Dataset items
____

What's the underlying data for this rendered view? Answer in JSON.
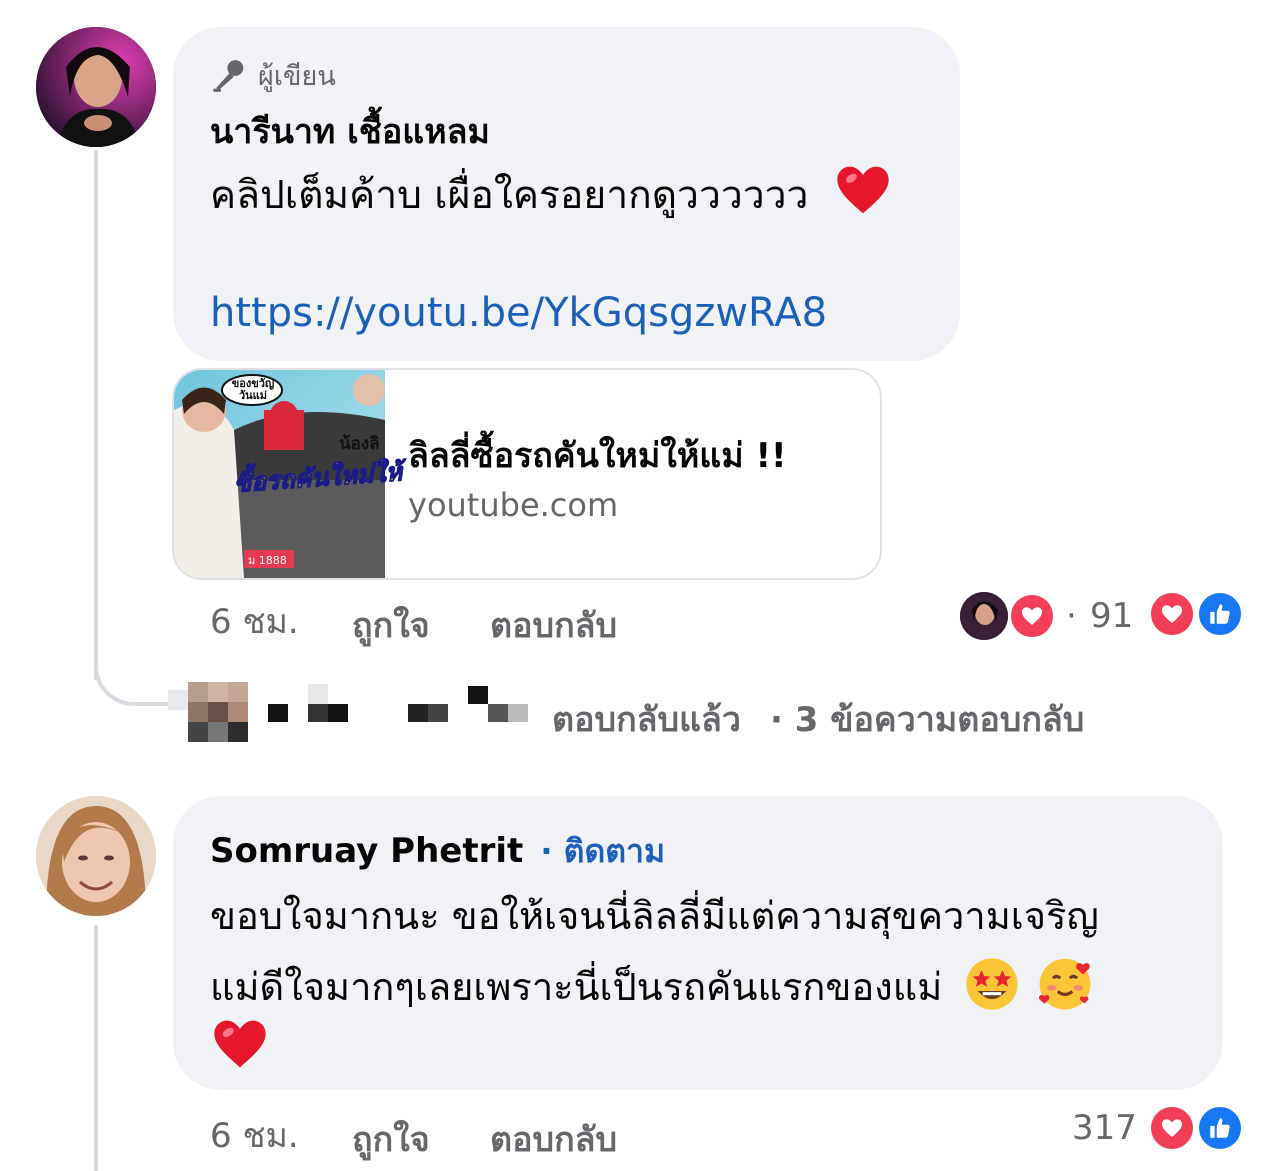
{
  "comment1": {
    "badge": "ผู้เขียน",
    "author": "นารีนาท เชื้อแหลม",
    "text": "คลิปเต็มค้าบ เผื่อใครอยากดูวววววว",
    "text_emoji": "heart",
    "link": "https://youtu.be/YkGqsgzwRA8",
    "preview": {
      "title": "ลิลลี่ซื้อรถคันใหม่ให้แม่ !!",
      "domain": "youtube.com",
      "thumb_caption_top": "ของขวัญวันแม่",
      "thumb_caption_mid": "น้องลิ",
      "thumb_caption_main": "ซื้อรถคันใหม่ให้",
      "thumb_plate": "ม 1888"
    },
    "time": "6 ชม.",
    "like_label": "ถูกใจ",
    "reply_label": "ตอบกลับ",
    "reaction_count": "91",
    "reactions": [
      "love-icon",
      "like-icon"
    ]
  },
  "replies_row": {
    "text": "ตอบกลับแล้ว",
    "count_text": "· 3 ข้อความตอบกลับ"
  },
  "comment2": {
    "author": "Somruay Phetrit",
    "follow": "· ติดตาม",
    "line1": "ขอบใจมากนะ ขอให้เจนนี่ลิลลี่มีแต่ความสุขความเจริญ",
    "line2": "แม่ดีใจมากๆเลยเพราะนี่เป็นรถคันแรกของแม่",
    "emojis": [
      "star-struck-icon",
      "smiling-hearts-icon",
      "heart-icon"
    ],
    "time": "6 ชม.",
    "like_label": "ถูกใจ",
    "reply_label": "ตอบกลับ",
    "reaction_count": "317",
    "reactions": [
      "love-icon",
      "like-icon"
    ]
  },
  "colors": {
    "bubble": "#f0f2f5",
    "link": "#1b5fb8",
    "meta": "#65676b",
    "love": "#f33e58",
    "like": "#1877f2",
    "follow": "#1b5fb8"
  }
}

____

**Description of the task:**
Find "อรถค". Copy every line it occurs in.

**Right answer:**
      "title": "ลิลลี่ซื้อรถคันใหม่ให้แม่ !!",
      "thumb_caption_main": "ซื้อรถคันใหม่ให้",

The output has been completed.